* begin Information shown *

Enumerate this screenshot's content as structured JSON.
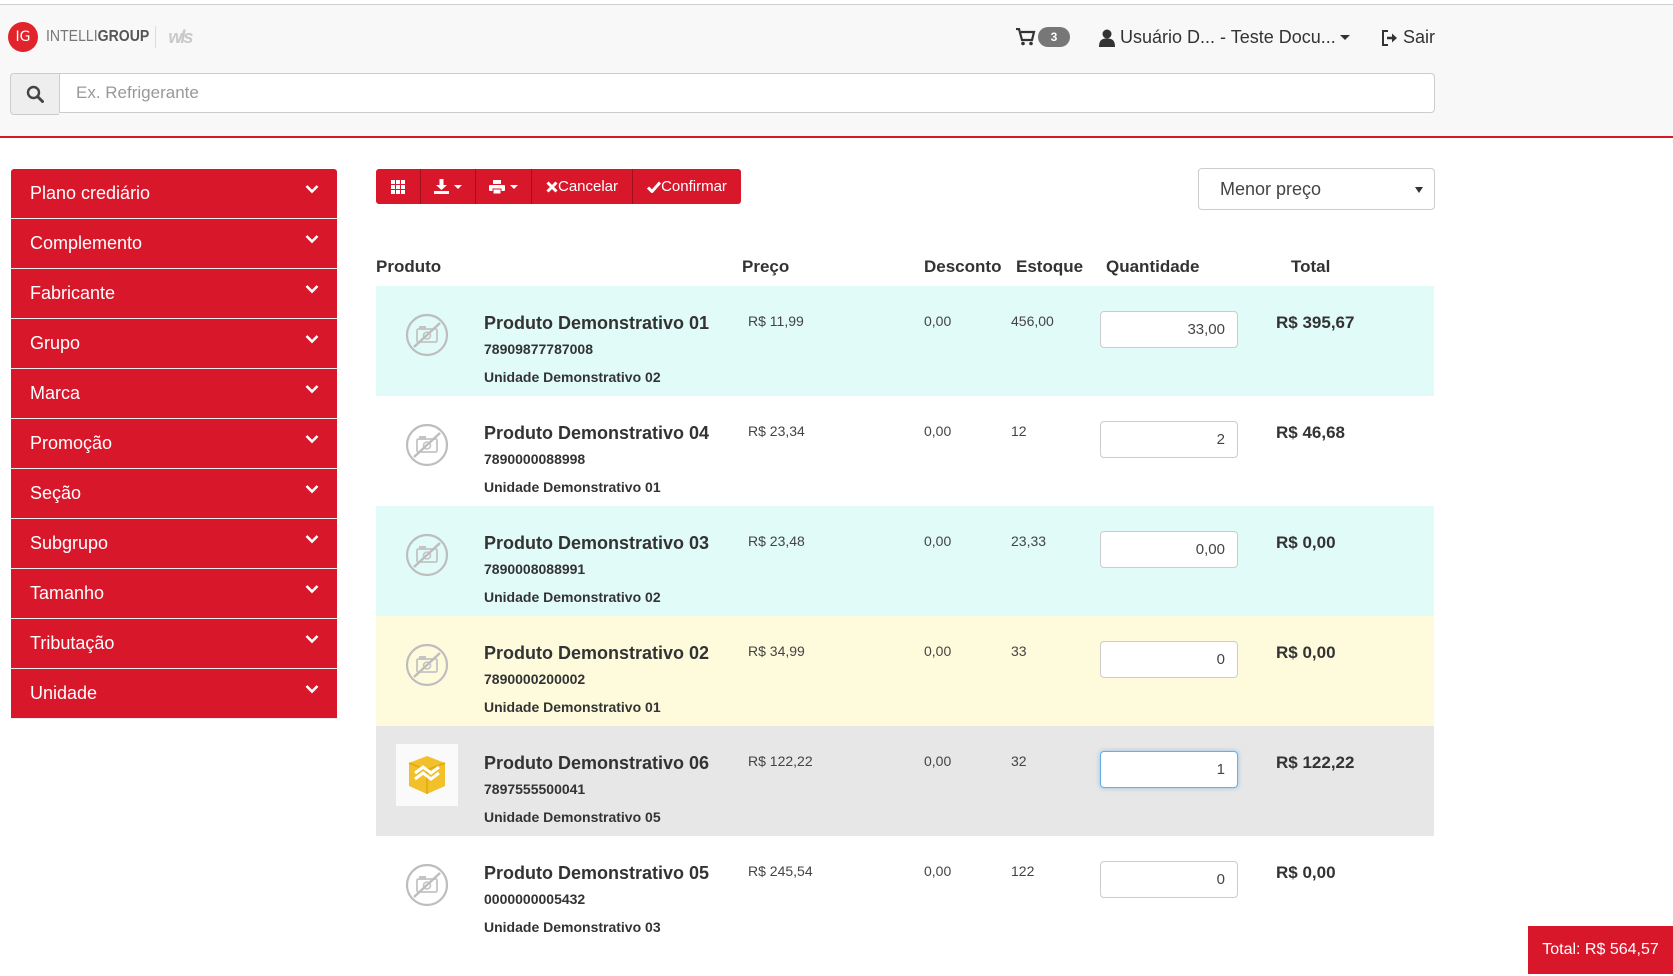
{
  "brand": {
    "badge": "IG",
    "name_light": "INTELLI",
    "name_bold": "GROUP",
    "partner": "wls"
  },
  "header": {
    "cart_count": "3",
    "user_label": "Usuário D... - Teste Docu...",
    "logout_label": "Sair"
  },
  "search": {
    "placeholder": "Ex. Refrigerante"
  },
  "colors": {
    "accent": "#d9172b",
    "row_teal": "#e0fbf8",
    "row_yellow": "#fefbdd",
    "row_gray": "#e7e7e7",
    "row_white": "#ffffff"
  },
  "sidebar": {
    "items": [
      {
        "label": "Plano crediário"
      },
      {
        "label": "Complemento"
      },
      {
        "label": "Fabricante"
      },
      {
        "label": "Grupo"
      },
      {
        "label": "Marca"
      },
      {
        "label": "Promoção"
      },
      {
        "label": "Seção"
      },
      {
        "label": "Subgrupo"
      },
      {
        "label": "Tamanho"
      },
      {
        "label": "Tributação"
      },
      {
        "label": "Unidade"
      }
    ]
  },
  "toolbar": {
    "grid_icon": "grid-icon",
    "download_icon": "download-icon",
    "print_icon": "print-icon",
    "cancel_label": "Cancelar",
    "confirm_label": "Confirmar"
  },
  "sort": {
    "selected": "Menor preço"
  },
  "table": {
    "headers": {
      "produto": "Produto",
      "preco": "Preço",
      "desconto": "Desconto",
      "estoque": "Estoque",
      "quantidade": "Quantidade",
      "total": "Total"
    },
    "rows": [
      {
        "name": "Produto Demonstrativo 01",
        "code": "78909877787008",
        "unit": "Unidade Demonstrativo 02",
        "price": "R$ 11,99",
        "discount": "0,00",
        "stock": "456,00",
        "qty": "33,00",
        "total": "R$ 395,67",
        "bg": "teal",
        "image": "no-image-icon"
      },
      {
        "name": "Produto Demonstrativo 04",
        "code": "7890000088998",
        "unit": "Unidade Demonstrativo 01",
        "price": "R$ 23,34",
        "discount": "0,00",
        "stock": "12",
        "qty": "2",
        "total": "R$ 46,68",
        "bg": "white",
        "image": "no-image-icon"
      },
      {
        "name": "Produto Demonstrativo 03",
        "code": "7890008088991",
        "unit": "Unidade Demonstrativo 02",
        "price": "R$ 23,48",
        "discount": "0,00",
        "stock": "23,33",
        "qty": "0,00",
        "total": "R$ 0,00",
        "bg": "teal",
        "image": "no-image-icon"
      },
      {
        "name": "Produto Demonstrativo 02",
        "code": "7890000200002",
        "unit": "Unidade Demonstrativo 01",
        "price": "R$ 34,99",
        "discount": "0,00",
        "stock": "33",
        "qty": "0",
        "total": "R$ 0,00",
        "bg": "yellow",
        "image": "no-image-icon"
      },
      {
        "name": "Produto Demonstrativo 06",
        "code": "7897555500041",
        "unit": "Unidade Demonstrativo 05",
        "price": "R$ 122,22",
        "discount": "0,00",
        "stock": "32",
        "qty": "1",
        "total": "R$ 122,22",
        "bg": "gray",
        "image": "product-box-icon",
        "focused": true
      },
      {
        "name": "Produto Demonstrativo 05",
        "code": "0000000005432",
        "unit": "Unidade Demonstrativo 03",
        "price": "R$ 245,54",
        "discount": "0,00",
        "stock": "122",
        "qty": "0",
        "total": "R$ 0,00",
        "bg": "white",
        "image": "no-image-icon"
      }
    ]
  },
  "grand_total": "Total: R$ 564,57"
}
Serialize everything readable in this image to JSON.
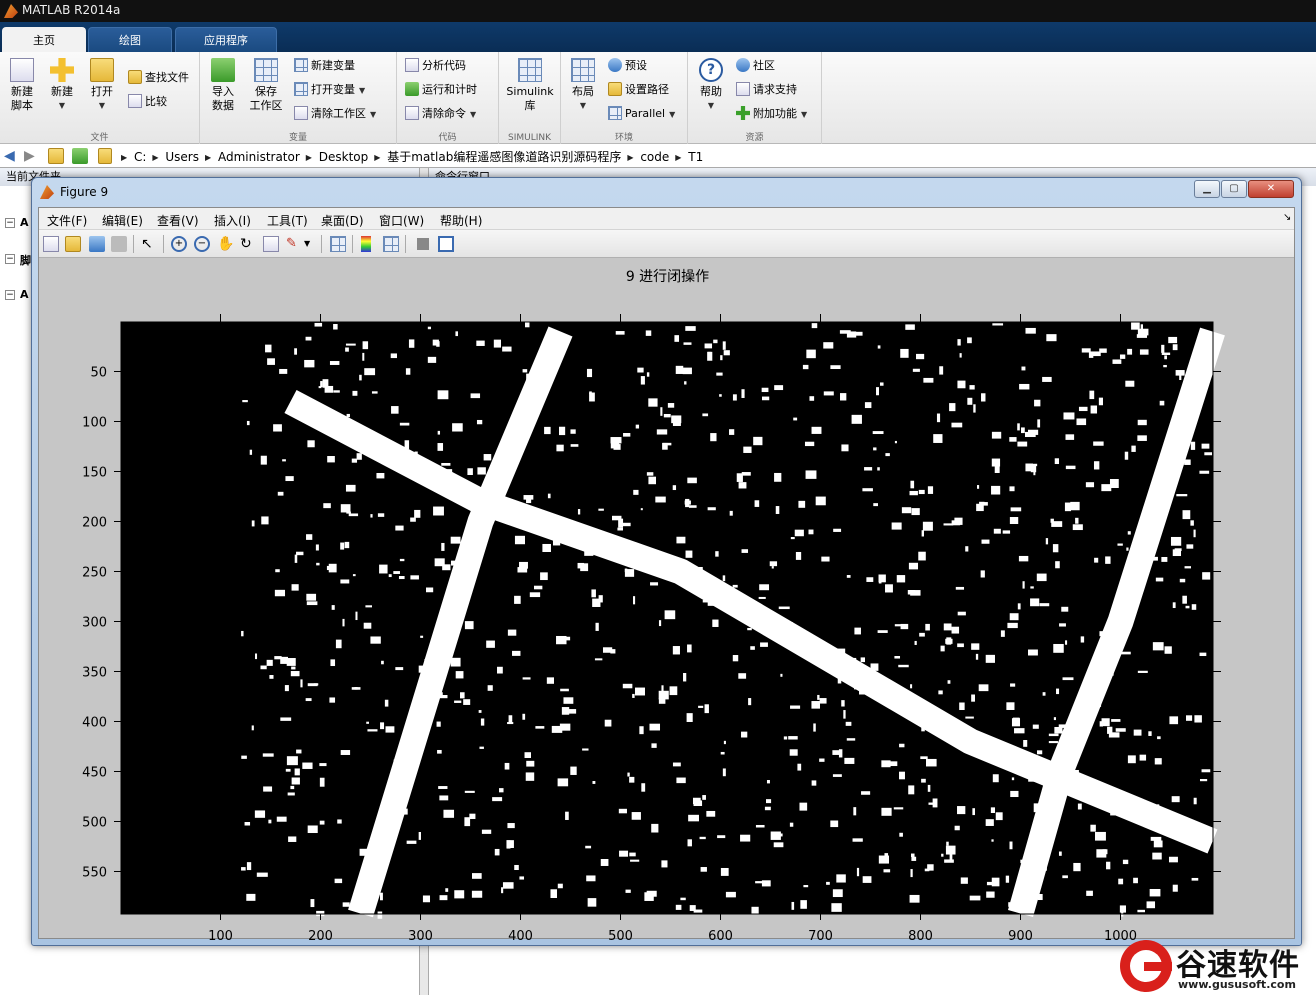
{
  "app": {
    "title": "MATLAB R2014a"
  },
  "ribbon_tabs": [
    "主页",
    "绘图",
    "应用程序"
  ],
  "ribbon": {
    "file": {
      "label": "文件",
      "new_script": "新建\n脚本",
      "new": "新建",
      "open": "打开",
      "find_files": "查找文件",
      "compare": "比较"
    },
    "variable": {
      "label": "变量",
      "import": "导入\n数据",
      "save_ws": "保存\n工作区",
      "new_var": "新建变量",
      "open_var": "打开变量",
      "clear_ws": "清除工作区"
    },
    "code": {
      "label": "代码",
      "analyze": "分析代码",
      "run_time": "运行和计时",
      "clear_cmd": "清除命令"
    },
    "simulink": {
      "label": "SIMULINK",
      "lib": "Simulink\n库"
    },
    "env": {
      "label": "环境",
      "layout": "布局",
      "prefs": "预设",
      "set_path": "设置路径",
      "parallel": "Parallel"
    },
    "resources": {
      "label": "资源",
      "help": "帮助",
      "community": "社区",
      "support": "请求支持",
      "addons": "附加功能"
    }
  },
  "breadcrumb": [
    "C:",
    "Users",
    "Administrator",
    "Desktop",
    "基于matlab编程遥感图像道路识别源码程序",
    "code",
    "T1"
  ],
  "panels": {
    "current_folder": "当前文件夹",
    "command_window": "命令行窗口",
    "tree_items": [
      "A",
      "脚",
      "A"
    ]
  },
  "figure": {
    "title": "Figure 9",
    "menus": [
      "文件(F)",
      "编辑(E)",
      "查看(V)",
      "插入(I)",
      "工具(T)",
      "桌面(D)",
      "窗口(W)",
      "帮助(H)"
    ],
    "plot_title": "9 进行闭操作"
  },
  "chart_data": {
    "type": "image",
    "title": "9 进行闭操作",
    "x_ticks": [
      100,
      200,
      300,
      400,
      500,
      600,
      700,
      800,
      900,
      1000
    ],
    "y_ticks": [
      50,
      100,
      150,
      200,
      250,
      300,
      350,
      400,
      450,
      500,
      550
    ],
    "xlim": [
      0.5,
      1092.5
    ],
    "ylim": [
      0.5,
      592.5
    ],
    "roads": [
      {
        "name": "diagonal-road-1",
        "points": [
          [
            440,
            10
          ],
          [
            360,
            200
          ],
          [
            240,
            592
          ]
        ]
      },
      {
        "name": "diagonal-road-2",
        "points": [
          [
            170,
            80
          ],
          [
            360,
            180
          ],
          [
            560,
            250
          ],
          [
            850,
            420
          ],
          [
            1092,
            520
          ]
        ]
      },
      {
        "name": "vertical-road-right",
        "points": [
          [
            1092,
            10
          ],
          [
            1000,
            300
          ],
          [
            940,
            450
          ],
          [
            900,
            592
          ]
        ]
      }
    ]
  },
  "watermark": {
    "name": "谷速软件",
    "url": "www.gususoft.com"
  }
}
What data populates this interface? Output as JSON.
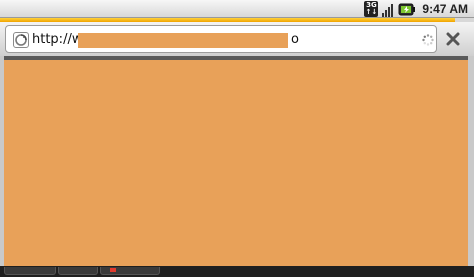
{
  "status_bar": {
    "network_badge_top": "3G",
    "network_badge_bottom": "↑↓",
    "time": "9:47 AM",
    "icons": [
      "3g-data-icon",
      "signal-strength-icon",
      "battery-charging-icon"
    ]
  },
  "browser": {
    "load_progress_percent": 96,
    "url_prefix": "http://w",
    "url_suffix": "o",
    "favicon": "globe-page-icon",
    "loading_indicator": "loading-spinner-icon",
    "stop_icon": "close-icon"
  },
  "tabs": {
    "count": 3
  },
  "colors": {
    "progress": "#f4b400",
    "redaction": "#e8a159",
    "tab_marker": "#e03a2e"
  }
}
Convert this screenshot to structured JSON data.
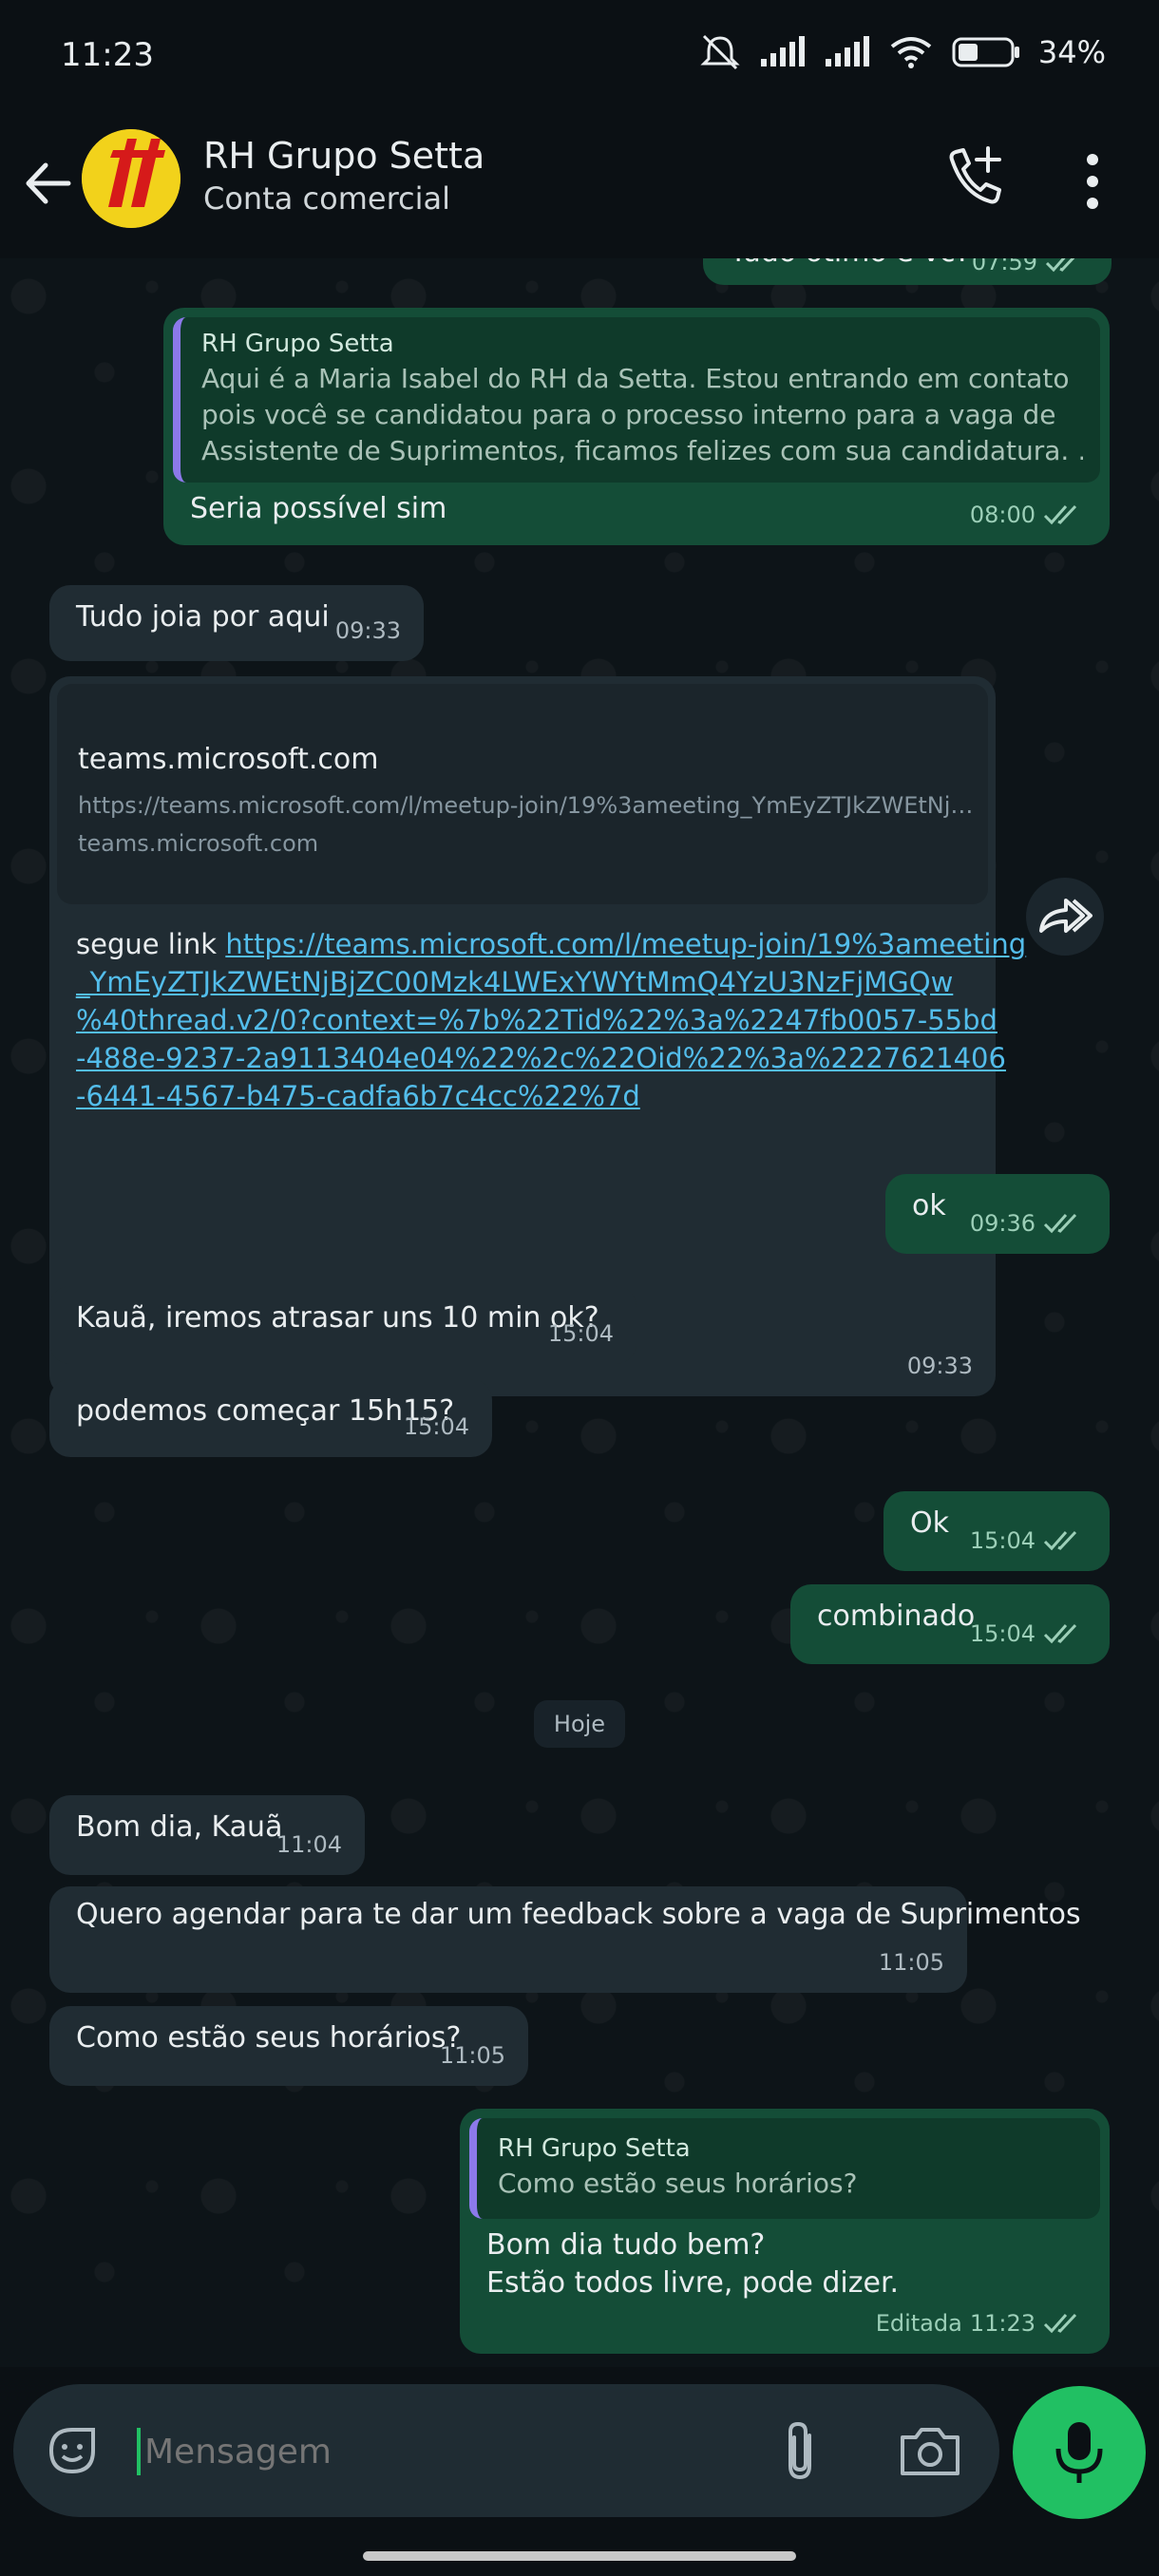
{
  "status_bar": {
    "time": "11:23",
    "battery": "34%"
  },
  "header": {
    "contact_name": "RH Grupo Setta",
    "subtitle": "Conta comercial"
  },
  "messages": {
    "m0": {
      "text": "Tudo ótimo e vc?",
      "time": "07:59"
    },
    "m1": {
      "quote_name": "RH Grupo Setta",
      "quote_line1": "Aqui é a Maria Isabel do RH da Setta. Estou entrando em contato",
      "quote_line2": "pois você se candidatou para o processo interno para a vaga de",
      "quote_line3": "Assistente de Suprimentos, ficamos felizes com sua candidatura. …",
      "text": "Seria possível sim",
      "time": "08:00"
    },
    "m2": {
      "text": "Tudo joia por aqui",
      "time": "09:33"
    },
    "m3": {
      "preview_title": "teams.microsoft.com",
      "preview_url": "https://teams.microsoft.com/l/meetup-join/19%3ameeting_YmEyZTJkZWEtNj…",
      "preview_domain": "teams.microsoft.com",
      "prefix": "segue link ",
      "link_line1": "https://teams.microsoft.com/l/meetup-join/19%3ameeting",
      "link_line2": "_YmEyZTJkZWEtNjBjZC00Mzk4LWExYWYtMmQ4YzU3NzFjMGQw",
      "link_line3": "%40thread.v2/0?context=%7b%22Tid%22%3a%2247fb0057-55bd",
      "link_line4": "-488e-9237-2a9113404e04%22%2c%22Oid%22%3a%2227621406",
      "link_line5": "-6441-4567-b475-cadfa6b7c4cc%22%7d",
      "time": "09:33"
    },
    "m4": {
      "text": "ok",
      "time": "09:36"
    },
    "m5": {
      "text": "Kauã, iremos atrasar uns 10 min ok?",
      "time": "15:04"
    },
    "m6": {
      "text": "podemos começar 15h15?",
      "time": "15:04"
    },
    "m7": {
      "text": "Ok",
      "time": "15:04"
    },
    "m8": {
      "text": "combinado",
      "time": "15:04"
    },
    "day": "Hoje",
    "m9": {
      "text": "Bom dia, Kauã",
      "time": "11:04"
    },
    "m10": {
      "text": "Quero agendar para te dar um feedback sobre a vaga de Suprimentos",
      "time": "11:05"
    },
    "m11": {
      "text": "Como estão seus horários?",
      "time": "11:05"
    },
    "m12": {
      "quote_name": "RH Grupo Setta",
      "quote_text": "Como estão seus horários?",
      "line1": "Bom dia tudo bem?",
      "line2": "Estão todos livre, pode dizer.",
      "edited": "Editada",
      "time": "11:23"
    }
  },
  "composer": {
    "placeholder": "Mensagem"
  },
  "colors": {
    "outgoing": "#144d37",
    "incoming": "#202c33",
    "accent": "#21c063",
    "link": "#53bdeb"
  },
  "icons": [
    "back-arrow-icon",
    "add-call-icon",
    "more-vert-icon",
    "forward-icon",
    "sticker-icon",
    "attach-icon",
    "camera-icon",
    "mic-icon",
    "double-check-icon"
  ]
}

* end Information shown *

**Directions:** Search the records for the string "structured" and return every line in which it occurs.

**Exercise solution:**
Enumerate this screenshot's content as structured JSON.
Convert this screenshot to structured JSON data.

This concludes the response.